For the listing below, give the count of lines containing "name", and no other text.
* Start *
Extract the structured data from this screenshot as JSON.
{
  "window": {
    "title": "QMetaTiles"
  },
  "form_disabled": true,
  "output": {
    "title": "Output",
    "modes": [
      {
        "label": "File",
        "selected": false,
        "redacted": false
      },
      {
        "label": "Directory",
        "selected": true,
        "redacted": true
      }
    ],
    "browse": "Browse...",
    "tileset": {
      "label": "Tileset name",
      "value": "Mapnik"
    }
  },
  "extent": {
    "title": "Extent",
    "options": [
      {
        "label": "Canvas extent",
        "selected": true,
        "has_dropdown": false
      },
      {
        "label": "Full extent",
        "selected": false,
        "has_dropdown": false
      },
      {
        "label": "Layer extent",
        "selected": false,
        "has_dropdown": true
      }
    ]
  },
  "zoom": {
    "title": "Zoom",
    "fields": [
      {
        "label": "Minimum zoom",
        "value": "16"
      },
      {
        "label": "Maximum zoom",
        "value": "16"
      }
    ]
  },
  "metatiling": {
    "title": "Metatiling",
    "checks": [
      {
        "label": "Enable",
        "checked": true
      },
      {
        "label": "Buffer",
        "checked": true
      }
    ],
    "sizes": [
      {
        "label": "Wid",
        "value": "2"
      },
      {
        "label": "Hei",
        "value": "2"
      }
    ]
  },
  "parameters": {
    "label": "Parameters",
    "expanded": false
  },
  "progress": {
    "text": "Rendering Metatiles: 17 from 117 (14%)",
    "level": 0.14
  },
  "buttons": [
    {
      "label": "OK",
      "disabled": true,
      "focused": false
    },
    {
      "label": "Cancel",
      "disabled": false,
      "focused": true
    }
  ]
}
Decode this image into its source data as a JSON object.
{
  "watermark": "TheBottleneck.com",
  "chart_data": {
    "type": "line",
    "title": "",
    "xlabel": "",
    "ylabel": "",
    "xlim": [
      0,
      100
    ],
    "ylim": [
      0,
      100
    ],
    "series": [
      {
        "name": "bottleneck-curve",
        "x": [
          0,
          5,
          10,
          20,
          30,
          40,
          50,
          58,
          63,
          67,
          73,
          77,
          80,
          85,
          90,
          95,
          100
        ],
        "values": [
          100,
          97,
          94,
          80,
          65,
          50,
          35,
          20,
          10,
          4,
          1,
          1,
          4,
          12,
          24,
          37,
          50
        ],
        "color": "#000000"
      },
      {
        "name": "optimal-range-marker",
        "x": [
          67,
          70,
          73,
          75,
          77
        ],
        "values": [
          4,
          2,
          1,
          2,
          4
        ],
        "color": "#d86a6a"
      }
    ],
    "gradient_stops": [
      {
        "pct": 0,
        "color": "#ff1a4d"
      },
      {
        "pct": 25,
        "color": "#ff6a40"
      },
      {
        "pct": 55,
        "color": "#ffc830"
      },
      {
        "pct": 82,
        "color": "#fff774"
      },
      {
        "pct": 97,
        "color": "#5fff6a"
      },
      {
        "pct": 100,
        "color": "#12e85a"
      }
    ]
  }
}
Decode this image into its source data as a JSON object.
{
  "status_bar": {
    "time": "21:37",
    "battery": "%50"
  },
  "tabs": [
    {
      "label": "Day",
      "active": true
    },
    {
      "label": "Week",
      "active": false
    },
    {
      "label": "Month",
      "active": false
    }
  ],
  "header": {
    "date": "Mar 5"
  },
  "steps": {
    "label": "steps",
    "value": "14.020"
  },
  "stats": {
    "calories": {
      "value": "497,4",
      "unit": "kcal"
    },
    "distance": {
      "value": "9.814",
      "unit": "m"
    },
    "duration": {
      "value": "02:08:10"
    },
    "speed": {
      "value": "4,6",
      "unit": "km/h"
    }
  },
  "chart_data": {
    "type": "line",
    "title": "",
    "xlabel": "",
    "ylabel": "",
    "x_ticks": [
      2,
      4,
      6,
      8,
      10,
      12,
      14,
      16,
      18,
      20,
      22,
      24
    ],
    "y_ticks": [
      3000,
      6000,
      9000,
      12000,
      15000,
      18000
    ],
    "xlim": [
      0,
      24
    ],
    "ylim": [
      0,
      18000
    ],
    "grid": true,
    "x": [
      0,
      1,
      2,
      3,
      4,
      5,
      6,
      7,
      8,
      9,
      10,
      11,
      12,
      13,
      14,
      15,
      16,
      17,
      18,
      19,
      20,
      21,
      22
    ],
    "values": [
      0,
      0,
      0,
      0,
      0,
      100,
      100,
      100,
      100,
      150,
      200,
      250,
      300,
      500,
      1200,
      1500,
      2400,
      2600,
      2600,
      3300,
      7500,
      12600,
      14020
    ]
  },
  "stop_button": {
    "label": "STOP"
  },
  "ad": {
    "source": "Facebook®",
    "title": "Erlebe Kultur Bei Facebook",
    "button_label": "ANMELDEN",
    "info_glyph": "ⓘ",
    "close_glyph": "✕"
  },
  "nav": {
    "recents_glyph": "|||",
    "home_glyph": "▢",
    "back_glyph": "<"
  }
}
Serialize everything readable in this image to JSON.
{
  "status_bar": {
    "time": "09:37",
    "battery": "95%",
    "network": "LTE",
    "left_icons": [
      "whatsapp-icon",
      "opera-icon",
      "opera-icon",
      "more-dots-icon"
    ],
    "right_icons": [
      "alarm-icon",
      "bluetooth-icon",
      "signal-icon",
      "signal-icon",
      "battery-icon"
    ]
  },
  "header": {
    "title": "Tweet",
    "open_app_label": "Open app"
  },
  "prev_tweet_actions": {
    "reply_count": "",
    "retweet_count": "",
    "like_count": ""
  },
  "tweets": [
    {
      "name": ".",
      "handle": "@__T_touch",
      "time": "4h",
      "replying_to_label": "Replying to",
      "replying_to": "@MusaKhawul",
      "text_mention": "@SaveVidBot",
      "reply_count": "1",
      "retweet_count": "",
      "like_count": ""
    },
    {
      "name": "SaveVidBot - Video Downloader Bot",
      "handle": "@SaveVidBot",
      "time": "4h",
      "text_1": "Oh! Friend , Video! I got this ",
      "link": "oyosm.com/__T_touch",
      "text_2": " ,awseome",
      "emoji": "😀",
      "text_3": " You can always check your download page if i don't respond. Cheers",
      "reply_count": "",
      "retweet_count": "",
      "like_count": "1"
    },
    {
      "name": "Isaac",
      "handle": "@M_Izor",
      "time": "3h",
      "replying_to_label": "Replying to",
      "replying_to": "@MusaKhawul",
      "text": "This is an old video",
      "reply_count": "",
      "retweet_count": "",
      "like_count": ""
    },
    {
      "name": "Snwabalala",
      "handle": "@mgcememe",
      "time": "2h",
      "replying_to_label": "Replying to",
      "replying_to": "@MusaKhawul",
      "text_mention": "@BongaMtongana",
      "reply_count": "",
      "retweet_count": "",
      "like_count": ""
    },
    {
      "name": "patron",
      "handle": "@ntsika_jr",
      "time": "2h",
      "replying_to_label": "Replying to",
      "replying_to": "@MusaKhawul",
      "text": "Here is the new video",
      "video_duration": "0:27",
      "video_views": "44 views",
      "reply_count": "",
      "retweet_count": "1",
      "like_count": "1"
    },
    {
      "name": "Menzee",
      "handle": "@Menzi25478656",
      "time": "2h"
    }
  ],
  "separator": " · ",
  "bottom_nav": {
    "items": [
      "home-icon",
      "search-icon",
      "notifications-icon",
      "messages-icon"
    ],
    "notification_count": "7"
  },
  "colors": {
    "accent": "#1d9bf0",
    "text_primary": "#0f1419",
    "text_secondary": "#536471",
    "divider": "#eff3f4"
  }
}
* End *
■ **Response to the exercise**
9